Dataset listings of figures
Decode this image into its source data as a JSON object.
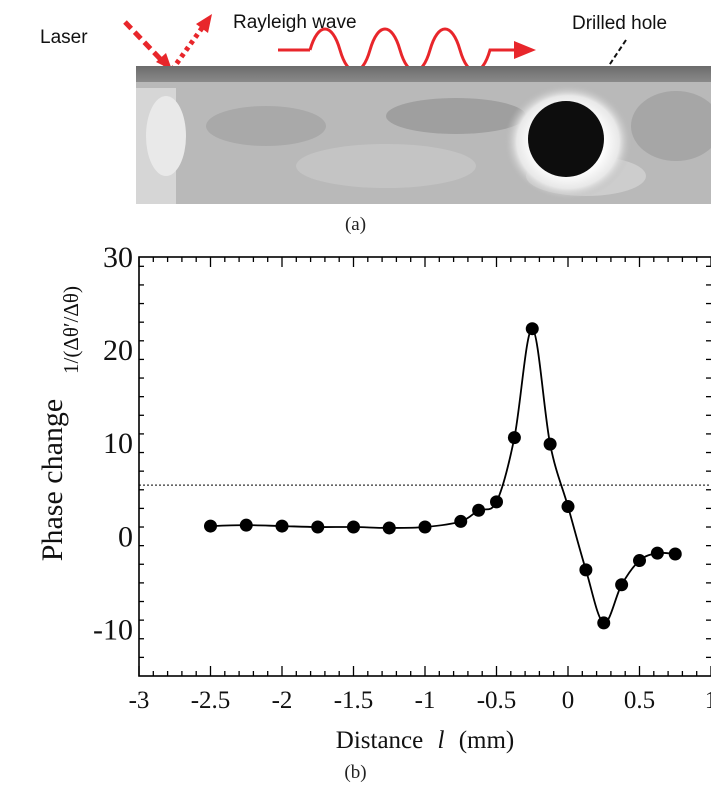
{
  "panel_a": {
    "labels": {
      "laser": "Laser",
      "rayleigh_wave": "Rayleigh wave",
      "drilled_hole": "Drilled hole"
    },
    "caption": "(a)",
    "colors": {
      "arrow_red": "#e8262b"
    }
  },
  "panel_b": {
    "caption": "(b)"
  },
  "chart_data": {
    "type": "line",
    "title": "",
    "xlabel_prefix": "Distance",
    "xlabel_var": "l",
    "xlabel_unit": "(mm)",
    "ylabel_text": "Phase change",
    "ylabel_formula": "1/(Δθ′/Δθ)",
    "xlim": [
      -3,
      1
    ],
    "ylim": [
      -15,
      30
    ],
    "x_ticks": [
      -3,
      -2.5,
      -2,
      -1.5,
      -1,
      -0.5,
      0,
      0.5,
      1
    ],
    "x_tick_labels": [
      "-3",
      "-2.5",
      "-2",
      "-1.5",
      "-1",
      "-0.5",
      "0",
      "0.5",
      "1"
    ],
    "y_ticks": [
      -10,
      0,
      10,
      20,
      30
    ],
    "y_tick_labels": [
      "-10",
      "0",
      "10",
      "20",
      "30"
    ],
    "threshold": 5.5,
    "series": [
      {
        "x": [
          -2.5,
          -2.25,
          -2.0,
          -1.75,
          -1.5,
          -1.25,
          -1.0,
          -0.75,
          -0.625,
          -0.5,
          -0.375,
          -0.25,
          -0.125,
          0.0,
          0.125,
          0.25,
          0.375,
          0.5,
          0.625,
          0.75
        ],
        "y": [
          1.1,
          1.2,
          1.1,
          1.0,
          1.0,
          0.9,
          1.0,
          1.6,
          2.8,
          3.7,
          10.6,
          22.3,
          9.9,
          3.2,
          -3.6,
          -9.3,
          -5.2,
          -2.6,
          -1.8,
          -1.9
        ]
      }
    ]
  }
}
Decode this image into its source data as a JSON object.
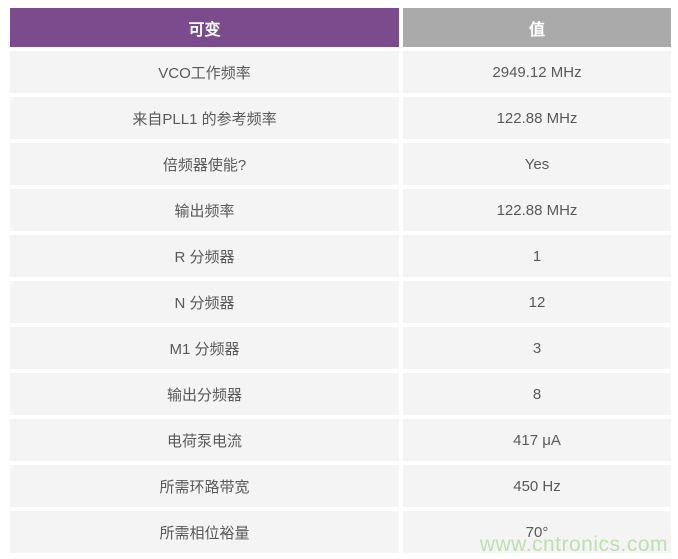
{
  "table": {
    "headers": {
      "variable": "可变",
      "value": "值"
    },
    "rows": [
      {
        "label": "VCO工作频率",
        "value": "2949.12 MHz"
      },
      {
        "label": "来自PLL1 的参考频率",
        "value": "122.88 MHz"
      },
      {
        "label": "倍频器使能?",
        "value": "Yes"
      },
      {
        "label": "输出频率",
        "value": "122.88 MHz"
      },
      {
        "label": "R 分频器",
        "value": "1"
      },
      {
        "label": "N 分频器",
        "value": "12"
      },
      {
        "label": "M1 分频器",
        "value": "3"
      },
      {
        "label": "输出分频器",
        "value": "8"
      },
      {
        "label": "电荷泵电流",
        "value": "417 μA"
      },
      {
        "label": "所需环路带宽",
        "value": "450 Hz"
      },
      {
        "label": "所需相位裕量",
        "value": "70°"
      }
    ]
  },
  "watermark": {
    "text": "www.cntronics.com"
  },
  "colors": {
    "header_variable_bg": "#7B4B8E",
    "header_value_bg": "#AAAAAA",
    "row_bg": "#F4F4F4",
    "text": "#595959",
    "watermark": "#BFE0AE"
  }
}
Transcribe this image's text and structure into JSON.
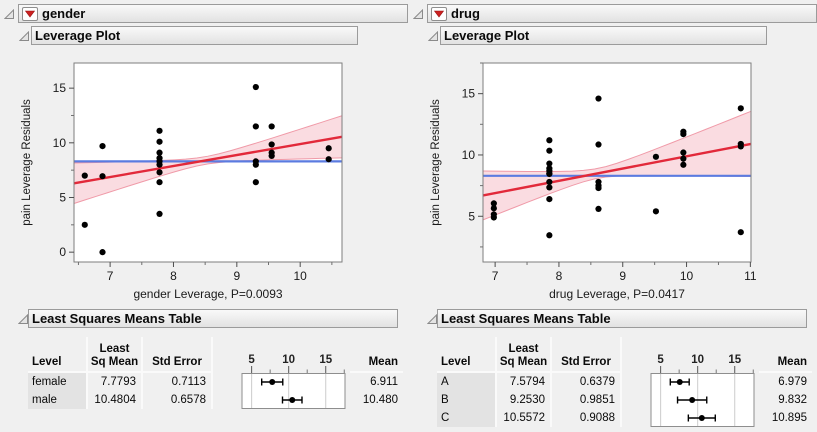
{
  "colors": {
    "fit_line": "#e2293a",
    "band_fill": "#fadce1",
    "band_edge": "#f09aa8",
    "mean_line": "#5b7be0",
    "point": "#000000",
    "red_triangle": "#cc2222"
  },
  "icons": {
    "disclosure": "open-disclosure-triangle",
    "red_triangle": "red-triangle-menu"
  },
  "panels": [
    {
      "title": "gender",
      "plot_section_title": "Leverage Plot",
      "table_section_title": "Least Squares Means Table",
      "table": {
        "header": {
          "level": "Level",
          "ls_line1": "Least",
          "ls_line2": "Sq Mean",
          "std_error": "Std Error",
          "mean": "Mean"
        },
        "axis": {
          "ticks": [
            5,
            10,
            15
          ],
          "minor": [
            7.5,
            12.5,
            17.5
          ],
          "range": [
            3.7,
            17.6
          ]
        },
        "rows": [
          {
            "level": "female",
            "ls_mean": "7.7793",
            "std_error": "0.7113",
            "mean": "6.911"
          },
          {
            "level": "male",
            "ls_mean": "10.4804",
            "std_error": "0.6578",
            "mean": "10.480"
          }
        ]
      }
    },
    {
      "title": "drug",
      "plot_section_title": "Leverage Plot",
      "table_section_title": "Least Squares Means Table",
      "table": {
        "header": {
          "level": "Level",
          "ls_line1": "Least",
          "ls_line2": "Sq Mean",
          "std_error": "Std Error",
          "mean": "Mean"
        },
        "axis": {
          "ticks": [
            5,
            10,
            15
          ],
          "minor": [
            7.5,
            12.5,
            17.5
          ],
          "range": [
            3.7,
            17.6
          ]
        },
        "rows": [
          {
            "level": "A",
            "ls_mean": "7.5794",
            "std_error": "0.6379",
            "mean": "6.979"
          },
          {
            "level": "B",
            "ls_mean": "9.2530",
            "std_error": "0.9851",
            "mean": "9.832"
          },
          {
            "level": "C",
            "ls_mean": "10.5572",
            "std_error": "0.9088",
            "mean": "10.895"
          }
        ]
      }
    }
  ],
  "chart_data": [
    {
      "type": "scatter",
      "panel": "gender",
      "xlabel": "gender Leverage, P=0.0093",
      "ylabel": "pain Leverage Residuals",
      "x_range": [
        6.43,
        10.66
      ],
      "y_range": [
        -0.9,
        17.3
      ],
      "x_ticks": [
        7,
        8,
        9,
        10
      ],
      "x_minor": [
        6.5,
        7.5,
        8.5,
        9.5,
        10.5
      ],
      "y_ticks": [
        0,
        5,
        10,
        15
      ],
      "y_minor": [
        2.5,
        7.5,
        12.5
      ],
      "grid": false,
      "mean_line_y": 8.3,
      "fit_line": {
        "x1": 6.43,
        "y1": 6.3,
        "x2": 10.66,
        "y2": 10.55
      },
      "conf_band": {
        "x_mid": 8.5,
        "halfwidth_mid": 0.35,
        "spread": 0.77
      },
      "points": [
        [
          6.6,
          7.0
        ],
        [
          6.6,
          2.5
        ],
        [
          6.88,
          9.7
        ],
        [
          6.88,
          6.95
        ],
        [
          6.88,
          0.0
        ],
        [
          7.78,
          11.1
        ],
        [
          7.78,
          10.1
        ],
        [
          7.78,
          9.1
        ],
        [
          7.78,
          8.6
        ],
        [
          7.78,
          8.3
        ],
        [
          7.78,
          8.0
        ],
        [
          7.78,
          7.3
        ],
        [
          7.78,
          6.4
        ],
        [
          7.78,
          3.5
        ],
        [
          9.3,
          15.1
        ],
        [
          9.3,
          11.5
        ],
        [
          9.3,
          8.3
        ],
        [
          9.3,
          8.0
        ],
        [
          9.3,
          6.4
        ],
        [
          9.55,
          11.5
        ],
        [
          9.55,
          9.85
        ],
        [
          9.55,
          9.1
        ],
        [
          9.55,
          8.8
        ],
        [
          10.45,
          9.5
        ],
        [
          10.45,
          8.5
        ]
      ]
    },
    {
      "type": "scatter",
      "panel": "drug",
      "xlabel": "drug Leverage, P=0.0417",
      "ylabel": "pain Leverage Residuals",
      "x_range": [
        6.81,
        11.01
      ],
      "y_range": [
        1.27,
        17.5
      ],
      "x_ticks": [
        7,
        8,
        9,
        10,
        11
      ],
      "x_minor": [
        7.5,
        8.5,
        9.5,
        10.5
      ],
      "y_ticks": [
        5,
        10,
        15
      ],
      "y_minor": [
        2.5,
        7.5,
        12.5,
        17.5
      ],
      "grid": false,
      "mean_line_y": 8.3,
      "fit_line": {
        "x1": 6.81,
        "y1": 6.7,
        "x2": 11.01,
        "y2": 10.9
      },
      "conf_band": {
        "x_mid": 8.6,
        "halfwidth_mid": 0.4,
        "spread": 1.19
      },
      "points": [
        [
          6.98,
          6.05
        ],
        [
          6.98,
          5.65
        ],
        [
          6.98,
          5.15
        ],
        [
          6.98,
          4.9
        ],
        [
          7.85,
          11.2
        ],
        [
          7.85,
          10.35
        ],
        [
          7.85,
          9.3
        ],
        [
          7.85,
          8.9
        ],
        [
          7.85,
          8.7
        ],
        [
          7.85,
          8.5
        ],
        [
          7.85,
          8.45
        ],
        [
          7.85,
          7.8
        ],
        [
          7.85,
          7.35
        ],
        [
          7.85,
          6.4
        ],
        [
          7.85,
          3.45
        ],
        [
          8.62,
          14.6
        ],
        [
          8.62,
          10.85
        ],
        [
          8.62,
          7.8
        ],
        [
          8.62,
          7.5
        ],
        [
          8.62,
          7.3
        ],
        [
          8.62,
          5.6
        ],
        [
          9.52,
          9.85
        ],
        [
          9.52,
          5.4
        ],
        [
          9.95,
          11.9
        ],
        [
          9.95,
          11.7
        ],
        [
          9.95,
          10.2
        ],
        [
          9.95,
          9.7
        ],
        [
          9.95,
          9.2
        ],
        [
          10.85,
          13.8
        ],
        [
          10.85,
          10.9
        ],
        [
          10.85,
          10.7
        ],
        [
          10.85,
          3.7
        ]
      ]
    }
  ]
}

Exercise task: A number is the only answer here: how many lines of the material above contain "gender"?

Output for this task: 3